Work to complete: Transcribe the records in full, keeping every character as it is.

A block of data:
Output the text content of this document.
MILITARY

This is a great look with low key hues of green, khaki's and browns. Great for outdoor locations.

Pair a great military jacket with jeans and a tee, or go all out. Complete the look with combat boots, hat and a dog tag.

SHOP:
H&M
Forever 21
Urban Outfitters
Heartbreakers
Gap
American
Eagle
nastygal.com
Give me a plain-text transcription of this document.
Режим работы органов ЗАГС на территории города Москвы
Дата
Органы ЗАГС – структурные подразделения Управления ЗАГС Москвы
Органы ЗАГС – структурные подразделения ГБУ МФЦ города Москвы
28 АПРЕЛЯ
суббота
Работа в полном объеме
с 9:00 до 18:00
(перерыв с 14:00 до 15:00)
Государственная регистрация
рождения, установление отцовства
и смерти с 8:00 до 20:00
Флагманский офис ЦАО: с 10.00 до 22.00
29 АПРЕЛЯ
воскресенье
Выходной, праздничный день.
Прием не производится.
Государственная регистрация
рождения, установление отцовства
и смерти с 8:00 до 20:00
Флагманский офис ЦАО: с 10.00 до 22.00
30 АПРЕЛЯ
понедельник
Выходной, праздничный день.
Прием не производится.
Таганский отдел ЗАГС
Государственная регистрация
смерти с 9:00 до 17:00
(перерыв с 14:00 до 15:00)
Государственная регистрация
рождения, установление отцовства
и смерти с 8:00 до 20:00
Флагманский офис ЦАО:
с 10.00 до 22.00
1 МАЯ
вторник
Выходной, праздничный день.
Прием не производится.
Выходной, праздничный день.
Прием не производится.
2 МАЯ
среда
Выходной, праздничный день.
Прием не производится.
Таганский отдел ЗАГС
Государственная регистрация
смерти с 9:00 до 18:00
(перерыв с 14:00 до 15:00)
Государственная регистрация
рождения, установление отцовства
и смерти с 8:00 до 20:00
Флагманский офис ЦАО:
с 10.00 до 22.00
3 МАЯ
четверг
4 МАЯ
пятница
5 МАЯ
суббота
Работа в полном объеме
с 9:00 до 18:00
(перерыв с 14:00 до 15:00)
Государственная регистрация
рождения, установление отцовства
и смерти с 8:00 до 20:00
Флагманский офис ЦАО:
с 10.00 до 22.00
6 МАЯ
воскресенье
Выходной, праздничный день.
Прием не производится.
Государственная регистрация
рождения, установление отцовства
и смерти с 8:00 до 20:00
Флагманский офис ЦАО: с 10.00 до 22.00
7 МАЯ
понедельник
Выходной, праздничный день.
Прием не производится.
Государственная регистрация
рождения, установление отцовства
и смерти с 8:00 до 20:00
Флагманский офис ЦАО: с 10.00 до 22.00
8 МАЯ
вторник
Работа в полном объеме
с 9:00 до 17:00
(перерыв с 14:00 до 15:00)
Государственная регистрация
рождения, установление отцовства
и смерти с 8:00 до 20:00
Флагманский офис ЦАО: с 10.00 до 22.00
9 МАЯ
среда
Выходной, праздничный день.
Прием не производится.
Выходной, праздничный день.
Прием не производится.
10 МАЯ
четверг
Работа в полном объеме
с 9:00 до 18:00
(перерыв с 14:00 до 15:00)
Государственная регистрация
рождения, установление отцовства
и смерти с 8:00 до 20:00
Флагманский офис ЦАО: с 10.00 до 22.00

Result for this exercise:
Output the text content of this document.
MILITARY

This is a great look with low key hues of green, khaki's and browns. Great for outdoor locations.

Pair a great military jacket with jeans and a tee, or go all out. Complete the look with combat boots, hat and a dog tag.

SHOP:
H&M
Forever 21
Urban Outfitters
Heartbreakers
Gap
American
Eagle
nastygal.com
Give me a plain-text transcription of this document.
Режим работы органов ЗАГС на территории города Москвы
Дата
Органы ЗАГС – структурные подразделения Управления ЗАГС Москвы
Органы ЗАГС – структурные подразделения ГБУ МФЦ города Москвы
28 АПРЕЛЯ
суббота
Работа в полном объеме
с 9:00 до 18:00
(перерыв с 14:00 до 15:00)
Государственная регистрация
рождения, установление отцовства
и смерти с 8:00 до 20:00
Флагманский офис ЦАО: с 10.00 до 22.00
29 АПРЕЛЯ
воскресенье
Выходной, праздничный день.
Прием не производится.
Государственная регистрация
рождения, установление отцовства
и смерти с 8:00 до 20:00
Флагманский офис ЦАО: с 10.00 до 22.00
30 АПРЕЛЯ
понедельник
Выходной, праздничный день.
Прием не производится.
Таганский отдел ЗАГС
Государственная регистрация
смерти с 9:00 до 17:00
(перерыв с 14:00 до 15:00)
Государственная регистрация
рождения, установление отцовства
и смерти с 8:00 до 20:00
Флагманский офис ЦАО:
с 10.00 до 22.00
1 МАЯ
вторник
Выходной, праздничный день.
Прием не производится.
Выходной, праздничный день.
Прием не производится.
2 МАЯ
среда
Выходной, праздничный день.
Прием не производится.
Таганский отдел ЗАГС
Государственная регистрация
смерти с 9:00 до 18:00
(перерыв с 14:00 до 15:00)
Государственная регистрация
рождения, установление отцовства
и смерти с 8:00 до 20:00
Флагманский офис ЦАО:
с 10.00 до 22.00
3 МАЯ
четверг
4 МАЯ
пятница
5 МАЯ
суббота
Работа в полном объеме
с 9:00 до 18:00
(перерыв с 14:00 до 15:00)
Государственная регистрация
рождения, установление отцовства
и смерти с 8:00 до 20:00
Флагманский офис ЦАО:
с 10.00 до 22.00
6 МАЯ
воскресенье
Выходной, праздничный день.
Прием не производится.
Государственная регистрация
рождения, установление отцовства
и смерти с 8:00 до 20:00
Флагманский офис ЦАО: с 10.00 до 22.00
7 МАЯ
понедельник
Выходной, праздничный день.
Прием не производится.
Государственная регистрация
рождения, установление отцовства
и смерти с 8:00 до 20:00
Флагманский офис ЦАО: с 10.00 до 22.00
8 МАЯ
вторник
Работа в полном объеме
с 9:00 до 17:00
(перерыв с 14:00 до 15:00)
Государственная регистрация
рождения, установление отцовства
и смерти с 8:00 до 20:00
Флагманский офис ЦАО: с 10.00 до 22.00
9 МАЯ
среда
Выходной, праздничный день.
Прием не производится.
Выходной, праздничный день.
Прием не производится.
10 МАЯ
четверг
Работа в полном объеме
с 9:00 до 18:00
(перерыв с 14:00 до 15:00)
Государственная регистрация
рождения, установление отцовства
и смерти с 8:00 до 20:00
Флагманский офис ЦАО: с 10.00 до 22.00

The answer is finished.